>> start

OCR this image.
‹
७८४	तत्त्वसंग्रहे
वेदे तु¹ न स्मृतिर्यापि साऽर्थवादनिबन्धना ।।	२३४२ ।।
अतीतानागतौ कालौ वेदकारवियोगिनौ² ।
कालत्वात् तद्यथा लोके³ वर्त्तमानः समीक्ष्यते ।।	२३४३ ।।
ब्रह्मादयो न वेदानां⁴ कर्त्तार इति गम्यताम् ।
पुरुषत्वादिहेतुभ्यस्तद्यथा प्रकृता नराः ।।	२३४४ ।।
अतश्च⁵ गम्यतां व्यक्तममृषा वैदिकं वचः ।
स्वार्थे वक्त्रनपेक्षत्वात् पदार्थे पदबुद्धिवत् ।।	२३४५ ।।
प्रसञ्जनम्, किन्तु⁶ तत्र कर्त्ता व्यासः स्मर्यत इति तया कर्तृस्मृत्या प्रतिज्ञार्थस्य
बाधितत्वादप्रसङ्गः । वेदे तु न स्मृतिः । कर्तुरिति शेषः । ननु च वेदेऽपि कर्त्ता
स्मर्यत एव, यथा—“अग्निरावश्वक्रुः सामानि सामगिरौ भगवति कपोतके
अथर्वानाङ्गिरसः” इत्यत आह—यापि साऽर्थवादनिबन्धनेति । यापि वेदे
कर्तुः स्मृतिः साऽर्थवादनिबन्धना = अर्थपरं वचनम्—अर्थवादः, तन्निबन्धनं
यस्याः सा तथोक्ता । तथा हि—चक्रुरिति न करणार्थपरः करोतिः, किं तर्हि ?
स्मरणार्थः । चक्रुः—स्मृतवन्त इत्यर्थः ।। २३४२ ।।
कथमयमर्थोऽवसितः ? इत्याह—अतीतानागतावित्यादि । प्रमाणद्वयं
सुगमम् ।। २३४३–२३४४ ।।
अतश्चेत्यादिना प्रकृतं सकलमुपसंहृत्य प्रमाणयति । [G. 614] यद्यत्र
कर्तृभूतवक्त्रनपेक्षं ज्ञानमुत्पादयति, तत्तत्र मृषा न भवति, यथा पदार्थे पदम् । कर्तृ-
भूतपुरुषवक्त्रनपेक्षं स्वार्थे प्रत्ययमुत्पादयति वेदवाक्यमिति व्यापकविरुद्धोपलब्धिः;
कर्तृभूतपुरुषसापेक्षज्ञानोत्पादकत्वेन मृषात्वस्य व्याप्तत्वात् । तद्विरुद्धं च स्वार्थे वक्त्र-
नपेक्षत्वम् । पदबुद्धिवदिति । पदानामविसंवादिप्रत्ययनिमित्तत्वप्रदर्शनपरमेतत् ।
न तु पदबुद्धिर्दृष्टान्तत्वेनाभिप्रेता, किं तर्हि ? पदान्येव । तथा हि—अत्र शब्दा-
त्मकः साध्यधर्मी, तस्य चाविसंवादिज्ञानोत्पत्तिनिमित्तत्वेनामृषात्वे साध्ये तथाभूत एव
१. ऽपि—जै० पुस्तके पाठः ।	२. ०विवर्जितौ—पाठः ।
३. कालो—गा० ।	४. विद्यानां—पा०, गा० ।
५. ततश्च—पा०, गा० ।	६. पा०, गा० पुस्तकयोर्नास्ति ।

>> end

> _Exercise details_
Repeat all of the entries exactly.

> _Complete response_
OCR this image.
‹
७८४	तत्त्वसंग्रहे
वेदे तु¹ न स्मृतिर्यापि साऽर्थवादनिबन्धना ।।	२३४२ ।।
अतीतानागतौ कालौ वेदकारवियोगिनौ² ।
कालत्वात् तद्यथा लोके³ वर्त्तमानः समीक्ष्यते ।।	२३४३ ।।
ब्रह्मादयो न वेदानां⁴ कर्त्तार इति गम्यताम् ।
पुरुषत्वादिहेतुभ्यस्तद्यथा प्रकृता नराः ।।	२३४४ ।।
अतश्च⁵ गम्यतां व्यक्तममृषा वैदिकं वचः ।
स्वार्थे वक्त्रनपेक्षत्वात् पदार्थे पदबुद्धिवत् ।।	२३४५ ।।
प्रसञ्जनम्, किन्तु⁶ तत्र कर्त्ता व्यासः स्मर्यत इति तया कर्तृस्मृत्या प्रतिज्ञार्थस्य
बाधितत्वादप्रसङ्गः । वेदे तु न स्मृतिः । कर्तुरिति शेषः । ननु च वेदेऽपि कर्त्ता
स्मर्यत एव, यथा—“अग्निरावश्वक्रुः सामानि सामगिरौ भगवति कपोतके
अथर्वानाङ्गिरसः” इत्यत आह—यापि साऽर्थवादनिबन्धनेति । यापि वेदे
कर्तुः स्मृतिः साऽर्थवादनिबन्धना = अर्थपरं वचनम्—अर्थवादः, तन्निबन्धनं
यस्याः सा तथोक्ता । तथा हि—चक्रुरिति न करणार्थपरः करोतिः, किं तर्हि ?
स्मरणार्थः । चक्रुः—स्मृतवन्त इत्यर्थः ।। २३४२ ।।
कथमयमर्थोऽवसितः ? इत्याह—अतीतानागतावित्यादि । प्रमाणद्वयं
सुगमम् ।। २३४३–२३४४ ।।
अतश्चेत्यादिना प्रकृतं सकलमुपसंहृत्य प्रमाणयति । [G. 614] यद्यत्र
कर्तृभूतवक्त्रनपेक्षं ज्ञानमुत्पादयति, तत्तत्र मृषा न भवति, यथा पदार्थे पदम् । कर्तृ-
भूतपुरुषवक्त्रनपेक्षं स्वार्थे प्रत्ययमुत्पादयति वेदवाक्यमिति व्यापकविरुद्धोपलब्धिः;
कर्तृभूतपुरुषसापेक्षज्ञानोत्पादकत्वेन मृषात्वस्य व्याप्तत्वात् । तद्विरुद्धं च स्वार्थे वक्त्र-
नपेक्षत्वम् । पदबुद्धिवदिति । पदानामविसंवादिप्रत्ययनिमित्तत्वप्रदर्शनपरमेतत् ।
न तु पदबुद्धिर्दृष्टान्तत्वेनाभिप्रेता, किं तर्हि ? पदान्येव । तथा हि—अत्र शब्दा-
त्मकः साध्यधर्मी, तस्य चाविसंवादिज्ञानोत्पत्तिनिमित्तत्वेनामृषात्वे साध्ये तथाभूत एव
१. ऽपि—जै० पुस्तके पाठः ।	२. ०विवर्जितौ—पाठः ।
३. कालो—गा० ।	४. विद्यानां—पा०, गा० ।
५. ततश्च—पा०, गा० ।	६. पा०, गा० पुस्तकयोर्नास्ति ।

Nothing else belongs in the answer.